▶ **Complete the following**:
• 1. In the essay on U.S. incarceration, copy word for word the part that opens with the words containing "We have not" and closes with "war on drugs.".
• 2. For each statement below, say yes or no to whether it agrees with the essay on U.S. incarceration, and quote the exact words that decide it. (a) Russia has the second highest rate of incarceration. (b) Finland imprisons 80 people per 100,000. (c) Until the early 1970s, the U.S. prisoner population stayed at around 200,000.
• 3. According to the essay on U.S. incarceration, what does it cost on average per year to lock up one prisoner?

▶ **Text to read**:
- - - - -
The Crime of Punishment

     Here in the land of the free, we like to lock people up. We imprison a higher percentage of our population than any other country on earth. The difference in incarceration rates is actually quite staggering.

     The United States had more than 2.1 million people locked up in prisons or jails at the end of 2004, which works out to 724 prisoners per 100,000 population. Compare that with the 116 per 100,000 in Canada, and you can see how extreme our system has become. In France, they only imprison 80 per 100,000, while the rate in Finland is 50 per 100,000. Russia, the country with the second highest rate of incarceration at 529 per 100,000, is still substantially below the rate in the United States.

     We have not always been this punitive. During the 20th century, until the beginning of the 1970s, our prisoner population had remained pretty steady at around 200,000. That number has climbed about ten fold in the last 35 years, largely but not entirely due to the war on drugs.

     I am not a Pollyanna about this issue. There are some very dangerous and violent criminals who need to be locked up for long periods of time for their crimes. We are all safer with those people in custody. As long as due process has been observed, I favor keeping those people in jail for their full sentences. But those criminals are not the majority of the people in custody.

     More than half of the people in custody in the United States are there for non-violent drug related offenses. It is both expensive and highly counterproductive to lock up non-violent drug offenders in an effort to deter crime.

     It costs on average over $29,000 per year to lock up just one prisoner. If we conservatively estimate that just one million prisoners (less than half of the total) are locked up for non-violent drug related offenses, it costs more than $29 billion per year just to keep them in prison.

     If that is not bad enough, many of those prisoners come out of prison with no treatment for their drug problems, but with a higher education in crime, courtesy of the hardened criminals they are imprisoned with. Locking up non-violent drug users is one of the most counter-productive things the government could possibly do in the criminal justice arena.

     Racism plays a huge role in deciding who gets locked up. For example, African Americans make up just 13 percent of the U.S. population, and their rate of illegal drug use is about the same as the rate for the rest of the population. By some measures, European Americans have a higher rate of drug use. Despite this, 35 percent of those arrested, 54 percent of those convicted, and 74 percent of those incarcerated for drug related crimes are African American. At each stage of the criminal justice system, arrest, trial and imprisonment, racism causes the system to fall most heavily on African Americans and other minorities.
- - - - -
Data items
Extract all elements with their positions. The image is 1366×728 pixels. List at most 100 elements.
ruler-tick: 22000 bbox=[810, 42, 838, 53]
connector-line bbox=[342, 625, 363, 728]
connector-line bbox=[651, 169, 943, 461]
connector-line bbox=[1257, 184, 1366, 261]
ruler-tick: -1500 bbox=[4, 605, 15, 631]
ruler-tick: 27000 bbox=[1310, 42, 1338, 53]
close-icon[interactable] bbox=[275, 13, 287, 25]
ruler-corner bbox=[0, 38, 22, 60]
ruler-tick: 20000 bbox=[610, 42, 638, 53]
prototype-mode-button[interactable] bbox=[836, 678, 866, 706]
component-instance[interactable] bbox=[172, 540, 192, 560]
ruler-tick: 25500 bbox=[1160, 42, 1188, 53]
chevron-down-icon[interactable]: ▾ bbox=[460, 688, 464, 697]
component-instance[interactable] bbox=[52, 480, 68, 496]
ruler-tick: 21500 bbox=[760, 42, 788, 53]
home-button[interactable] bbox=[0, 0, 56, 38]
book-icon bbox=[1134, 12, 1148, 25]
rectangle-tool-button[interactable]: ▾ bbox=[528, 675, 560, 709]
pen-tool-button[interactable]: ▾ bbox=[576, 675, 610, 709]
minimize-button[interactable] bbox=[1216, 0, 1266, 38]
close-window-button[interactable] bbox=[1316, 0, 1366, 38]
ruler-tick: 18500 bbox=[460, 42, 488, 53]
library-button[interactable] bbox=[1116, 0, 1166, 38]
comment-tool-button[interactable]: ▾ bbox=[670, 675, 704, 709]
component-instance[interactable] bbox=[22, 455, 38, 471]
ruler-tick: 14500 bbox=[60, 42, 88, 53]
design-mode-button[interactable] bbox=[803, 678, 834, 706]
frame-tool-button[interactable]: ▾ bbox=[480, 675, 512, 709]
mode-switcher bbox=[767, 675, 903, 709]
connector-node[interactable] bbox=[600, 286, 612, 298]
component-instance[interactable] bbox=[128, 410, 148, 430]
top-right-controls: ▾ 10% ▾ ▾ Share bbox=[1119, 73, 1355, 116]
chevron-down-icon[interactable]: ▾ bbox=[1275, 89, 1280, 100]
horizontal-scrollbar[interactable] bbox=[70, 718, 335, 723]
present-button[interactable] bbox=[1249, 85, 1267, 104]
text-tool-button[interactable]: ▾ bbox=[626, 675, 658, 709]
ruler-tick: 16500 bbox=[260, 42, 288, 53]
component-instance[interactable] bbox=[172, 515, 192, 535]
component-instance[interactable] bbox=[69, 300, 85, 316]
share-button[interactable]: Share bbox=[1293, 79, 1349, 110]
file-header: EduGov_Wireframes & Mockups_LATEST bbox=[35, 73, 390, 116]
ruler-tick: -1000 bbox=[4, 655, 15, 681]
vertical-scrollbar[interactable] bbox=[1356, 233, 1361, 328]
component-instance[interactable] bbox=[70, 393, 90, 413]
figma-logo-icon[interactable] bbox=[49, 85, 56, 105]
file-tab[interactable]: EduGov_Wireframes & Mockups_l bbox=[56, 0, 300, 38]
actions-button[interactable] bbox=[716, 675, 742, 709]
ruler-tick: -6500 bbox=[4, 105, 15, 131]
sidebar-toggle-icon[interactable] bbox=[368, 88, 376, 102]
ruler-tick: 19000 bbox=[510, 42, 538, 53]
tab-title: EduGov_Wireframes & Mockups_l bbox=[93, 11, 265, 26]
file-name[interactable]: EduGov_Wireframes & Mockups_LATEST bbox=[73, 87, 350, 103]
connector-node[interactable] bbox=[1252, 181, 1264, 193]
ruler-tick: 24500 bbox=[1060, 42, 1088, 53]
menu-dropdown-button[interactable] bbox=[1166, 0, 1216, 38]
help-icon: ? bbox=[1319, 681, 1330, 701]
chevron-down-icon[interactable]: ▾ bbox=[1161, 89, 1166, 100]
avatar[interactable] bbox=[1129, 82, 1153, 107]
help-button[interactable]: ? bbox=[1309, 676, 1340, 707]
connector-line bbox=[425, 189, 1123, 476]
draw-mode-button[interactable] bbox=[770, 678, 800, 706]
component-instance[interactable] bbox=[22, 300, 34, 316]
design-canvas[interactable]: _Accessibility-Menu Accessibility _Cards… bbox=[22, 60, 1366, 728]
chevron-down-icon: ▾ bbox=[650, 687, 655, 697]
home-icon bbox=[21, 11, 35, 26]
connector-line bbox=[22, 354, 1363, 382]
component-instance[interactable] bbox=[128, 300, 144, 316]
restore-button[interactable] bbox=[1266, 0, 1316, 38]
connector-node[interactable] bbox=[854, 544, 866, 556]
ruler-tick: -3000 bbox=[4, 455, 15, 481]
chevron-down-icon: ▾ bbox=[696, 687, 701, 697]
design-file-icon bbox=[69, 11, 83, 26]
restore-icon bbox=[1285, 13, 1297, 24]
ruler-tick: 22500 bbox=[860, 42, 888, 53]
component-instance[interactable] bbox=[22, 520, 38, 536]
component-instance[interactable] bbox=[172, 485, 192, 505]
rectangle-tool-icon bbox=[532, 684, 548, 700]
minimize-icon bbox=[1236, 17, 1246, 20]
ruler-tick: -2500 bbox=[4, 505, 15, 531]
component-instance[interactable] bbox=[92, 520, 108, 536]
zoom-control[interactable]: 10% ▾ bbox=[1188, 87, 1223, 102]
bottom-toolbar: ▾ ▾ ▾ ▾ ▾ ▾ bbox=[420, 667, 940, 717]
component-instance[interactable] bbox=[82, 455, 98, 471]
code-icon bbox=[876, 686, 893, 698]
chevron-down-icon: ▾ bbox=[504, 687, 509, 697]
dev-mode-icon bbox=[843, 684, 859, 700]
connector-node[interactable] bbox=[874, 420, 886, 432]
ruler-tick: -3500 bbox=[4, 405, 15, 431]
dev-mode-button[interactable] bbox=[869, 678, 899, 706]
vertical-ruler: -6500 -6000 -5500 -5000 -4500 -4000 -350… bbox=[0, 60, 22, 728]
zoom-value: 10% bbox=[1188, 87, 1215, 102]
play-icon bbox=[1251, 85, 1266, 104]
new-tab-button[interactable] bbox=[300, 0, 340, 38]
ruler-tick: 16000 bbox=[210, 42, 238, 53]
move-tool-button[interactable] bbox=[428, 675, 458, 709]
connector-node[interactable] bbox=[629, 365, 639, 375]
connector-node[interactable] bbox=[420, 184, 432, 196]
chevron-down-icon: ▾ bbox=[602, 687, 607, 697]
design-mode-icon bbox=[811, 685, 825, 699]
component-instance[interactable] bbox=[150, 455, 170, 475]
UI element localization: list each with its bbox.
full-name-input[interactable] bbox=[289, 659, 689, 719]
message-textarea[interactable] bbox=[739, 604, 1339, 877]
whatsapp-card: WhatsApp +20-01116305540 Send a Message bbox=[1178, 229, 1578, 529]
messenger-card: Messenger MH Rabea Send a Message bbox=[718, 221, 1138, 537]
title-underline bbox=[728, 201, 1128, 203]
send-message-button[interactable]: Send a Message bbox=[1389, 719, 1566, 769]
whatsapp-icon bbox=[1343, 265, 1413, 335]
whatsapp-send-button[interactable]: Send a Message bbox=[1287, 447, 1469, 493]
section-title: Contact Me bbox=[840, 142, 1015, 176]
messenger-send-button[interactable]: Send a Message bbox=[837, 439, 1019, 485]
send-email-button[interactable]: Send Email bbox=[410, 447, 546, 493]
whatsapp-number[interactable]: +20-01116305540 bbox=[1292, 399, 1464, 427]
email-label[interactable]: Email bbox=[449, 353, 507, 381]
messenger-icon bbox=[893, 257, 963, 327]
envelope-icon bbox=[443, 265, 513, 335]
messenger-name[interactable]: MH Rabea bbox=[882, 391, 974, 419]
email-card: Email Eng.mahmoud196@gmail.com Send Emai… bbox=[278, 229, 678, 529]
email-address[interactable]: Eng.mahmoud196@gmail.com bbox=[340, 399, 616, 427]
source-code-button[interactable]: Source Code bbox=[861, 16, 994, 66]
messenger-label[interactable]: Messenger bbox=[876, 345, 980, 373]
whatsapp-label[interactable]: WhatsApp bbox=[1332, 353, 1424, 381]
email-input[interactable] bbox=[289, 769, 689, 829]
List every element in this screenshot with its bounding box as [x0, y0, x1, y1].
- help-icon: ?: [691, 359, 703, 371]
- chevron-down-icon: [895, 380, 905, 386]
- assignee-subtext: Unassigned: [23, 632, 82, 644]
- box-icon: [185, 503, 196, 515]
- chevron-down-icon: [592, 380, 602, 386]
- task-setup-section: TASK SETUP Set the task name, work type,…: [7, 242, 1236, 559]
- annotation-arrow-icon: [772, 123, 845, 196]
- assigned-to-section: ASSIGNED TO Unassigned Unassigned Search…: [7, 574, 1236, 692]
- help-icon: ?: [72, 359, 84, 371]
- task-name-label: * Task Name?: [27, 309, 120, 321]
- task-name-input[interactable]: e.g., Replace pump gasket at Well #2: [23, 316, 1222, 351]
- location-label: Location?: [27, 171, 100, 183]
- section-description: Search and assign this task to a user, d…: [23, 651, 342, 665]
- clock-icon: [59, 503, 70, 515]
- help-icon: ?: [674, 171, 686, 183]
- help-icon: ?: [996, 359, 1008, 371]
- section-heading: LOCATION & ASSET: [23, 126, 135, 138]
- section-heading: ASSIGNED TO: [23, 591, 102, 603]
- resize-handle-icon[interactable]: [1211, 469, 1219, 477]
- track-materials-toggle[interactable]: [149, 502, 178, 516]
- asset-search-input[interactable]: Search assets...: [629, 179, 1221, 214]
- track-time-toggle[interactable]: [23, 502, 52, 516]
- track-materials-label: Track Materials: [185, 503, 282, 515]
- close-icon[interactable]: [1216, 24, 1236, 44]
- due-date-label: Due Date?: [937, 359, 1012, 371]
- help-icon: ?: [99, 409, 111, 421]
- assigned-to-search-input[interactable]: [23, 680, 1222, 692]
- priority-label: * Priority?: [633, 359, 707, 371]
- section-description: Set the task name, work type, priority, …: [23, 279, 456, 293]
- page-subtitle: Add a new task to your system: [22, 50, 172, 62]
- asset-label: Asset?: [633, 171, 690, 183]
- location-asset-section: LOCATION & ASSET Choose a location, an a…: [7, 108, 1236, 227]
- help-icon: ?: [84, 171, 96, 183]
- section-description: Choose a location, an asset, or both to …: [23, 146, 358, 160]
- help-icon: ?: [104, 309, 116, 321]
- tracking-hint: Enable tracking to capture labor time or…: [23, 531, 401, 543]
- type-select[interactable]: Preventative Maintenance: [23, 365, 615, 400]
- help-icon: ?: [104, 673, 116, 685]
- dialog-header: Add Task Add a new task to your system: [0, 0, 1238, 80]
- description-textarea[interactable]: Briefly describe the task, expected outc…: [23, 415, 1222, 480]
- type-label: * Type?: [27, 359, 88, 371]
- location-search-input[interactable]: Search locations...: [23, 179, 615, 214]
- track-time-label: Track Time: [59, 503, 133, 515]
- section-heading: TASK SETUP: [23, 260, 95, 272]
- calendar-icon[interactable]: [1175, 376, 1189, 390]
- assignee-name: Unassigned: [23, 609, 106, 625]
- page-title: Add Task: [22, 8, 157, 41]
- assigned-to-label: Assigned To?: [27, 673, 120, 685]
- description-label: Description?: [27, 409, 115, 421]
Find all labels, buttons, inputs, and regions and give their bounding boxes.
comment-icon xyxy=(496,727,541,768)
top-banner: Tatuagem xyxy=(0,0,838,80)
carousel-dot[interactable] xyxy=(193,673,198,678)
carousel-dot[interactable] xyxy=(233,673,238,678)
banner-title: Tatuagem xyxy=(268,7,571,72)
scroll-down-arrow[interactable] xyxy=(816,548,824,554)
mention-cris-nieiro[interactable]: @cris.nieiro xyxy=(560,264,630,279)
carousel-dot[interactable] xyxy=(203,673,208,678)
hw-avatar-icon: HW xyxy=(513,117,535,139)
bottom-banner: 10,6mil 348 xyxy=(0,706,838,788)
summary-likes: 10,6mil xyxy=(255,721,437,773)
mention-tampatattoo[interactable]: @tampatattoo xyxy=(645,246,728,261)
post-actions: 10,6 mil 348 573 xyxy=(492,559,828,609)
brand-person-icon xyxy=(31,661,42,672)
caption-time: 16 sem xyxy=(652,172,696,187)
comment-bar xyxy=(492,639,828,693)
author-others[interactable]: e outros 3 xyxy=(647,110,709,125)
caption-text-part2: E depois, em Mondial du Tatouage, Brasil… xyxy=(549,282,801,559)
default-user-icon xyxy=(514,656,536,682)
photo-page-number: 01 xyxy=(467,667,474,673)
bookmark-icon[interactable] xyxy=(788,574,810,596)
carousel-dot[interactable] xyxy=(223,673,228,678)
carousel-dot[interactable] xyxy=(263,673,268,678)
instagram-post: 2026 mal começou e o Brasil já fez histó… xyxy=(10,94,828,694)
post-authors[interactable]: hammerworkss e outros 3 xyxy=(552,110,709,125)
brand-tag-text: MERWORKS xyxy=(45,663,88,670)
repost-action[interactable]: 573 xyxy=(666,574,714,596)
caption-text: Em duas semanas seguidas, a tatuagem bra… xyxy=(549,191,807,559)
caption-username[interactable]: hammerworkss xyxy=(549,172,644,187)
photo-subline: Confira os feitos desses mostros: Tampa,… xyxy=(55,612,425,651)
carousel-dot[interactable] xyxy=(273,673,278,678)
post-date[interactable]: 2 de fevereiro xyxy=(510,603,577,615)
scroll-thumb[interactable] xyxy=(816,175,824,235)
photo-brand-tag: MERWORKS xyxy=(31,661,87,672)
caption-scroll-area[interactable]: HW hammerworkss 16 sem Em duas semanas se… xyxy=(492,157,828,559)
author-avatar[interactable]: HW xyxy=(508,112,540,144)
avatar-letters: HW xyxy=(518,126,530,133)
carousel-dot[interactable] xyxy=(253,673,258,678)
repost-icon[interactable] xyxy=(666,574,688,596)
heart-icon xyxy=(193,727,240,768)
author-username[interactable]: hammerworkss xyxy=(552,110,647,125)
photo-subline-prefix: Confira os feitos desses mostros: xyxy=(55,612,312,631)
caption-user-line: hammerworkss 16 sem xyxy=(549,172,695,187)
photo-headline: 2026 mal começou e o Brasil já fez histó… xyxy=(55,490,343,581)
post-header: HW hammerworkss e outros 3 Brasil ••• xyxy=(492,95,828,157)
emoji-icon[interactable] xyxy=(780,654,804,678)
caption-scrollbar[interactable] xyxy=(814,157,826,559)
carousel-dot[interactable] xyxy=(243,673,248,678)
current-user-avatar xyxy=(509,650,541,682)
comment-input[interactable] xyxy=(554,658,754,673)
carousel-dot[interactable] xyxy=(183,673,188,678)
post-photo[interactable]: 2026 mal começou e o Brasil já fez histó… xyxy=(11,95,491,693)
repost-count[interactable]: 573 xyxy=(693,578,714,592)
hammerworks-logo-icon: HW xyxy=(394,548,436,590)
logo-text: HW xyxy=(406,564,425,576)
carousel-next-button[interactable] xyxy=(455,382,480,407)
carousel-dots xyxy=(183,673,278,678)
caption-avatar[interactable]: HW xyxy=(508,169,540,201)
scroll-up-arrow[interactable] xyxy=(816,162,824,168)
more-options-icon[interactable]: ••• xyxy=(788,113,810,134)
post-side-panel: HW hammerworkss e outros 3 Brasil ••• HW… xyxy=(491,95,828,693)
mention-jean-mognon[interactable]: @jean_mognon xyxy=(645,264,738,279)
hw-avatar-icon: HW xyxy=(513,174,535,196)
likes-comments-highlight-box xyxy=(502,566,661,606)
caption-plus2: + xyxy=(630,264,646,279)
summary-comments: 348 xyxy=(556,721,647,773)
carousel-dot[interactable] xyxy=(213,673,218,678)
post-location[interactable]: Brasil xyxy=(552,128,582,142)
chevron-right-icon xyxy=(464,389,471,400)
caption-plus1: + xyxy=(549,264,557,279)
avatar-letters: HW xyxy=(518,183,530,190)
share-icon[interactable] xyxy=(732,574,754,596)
- - - - -
▶ **Worked solutions**:
• 1.
We have not always been this punitive. During the 20th century, until the beginning of the 1970s, our prisoner population had remained pretty steady at around 200,000. That number has climbed about ten fold in the last 35 years, largely but not entirely due to the war on drugs.

• 2.
(a) Yes: "Russia, the country with the second highest rate of incarceration at 529 per 100,000"
(b) No: "the rate in Finland is 50 per 100,000"
(c) Yes: "until the beginning of the 1970s, our prisoner population had remained pretty steady at around 200,000"

• 3. Over $29,000 per year.